* **Selected excerpt**:

···

Research Post - Junho Kim

Background & Motivation

Achieving single-handed squeezing motions for articulated objects presents a complex challenge, as the grasping strategy is highly dependent on the object's type and functionality. Generic objects, such as rigid cylinders or rubber balls, do not require precise finger coordination and are primarily involved in pick-and-place tasks, where a firm grasp is sufficient. In contrast, articulated objects, including pliers, clips, and spray bottles, demand more sophisticated grasping strategies. These objects can be handled in two distinct modes: (1) Basic grasping, where the objective is simply to securely lift and place the object, and (2) Functional grasping, which involves not only holding the object firmly but also manipulating it to perform its intended function. Functional grasping requires coordinated hand-object interactions, making it a significantly more complex task in robotic manipulation.

While extensive research has been conducted on grasping objects [1] for pick-and-place tasks [2][3], functional grasping presents a significantly greater challenge. This task requires robotic grippers to align with an object's design and intended use, often necessitating in-object rotations, translations, or specific trajectories. More generally, it involves understanding the object's purpose and its physical constraints. For instance, pliers require a rotational motion about a fixed axis, while a lotion bottle dispenser operates along a translational axis. Traditional pick-and-place techniques fail to accommodate these functional requirements, underscoring the need for dedicated exploration of functional grasping for articulated objects.

Figure 1: Categorization for multi-affordance and object articulation.

Project Scope

This study focuses on objects with either rotational or translational axes, including pliers, wire snippers, spray bottles, drills, tweezers, scissors, and lotion bottles. These objects exhibit key characteristics such as multiple affordances, revolute or prismatic joints, and, most critically, functional utility. Unlike conventional pick-and-place tasks, our objective extends beyond stable grasping to achieving precision grasps that enable the robot to effectively utilize the object.

We employ a KUKA robotic arm in conjunction with an Allegro hand. The primary object of study is a 3D-printed plier, scaled to match the dimensions of the Allegro hand. Compared to commercially available pliers, the 3D-printed variant exhibits distinct properties, including reduced weight, an enlarged contact surface for finger interaction, and lower spring tension, facilitating a more controlled squeezing motion.

Approach

Functional grasping can be systematically divided into two key stages:

1. Object Grasping

In this initial stage, the robotic hand establishes a grasp on the object. To qualify as a correct grasp, the following conditions must be met:

Stability: The grasp must ensure a secure hold, preventing the object from slipping or shifting during manipulation.
Functional Alignment: The grasp must be positioned in a manner that facilitates the object's intended function, minimizing the need for additional in-hand reorientation or adjustment.

A grasp that satisfies both criteria enables the transition to the subsequent stage of functional manipulation, where the object is actively used according to its designed affordances.

···

* **Data lines**:
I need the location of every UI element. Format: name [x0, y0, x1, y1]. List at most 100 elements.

···

* **Exercise set**:
1. According to the research post, what is the primary object of study?
2. Reproduce the stretch of the research post from "While extensive research" through "and object articulation.".

* **Solved tasks**:
1. A 3D-printed plier, scaled to match the dimensions of the Allegro hand.

2.
While extensive research has been conducted on grasping objects [1] for pick-and-place tasks [2][3], functional grasping presents a significantly greater challenge. This task requires robotic grippers to align with an object's design and intended use, often necessitating in-object rotations, translations, or specific trajectories. More generally, it involves understanding the object's purpose and its physical constraints. For instance, pliers require a rotational motion about a fixed axis, while a lotion bottle dispenser operates along a translational axis. Traditional pick-and-place techniques fail to accommodate these functional requirements, underscoring the need for dedicated exploration of functional grasping for articulated objects.

Figure 1: Categorization for multi-affordance and object articulation.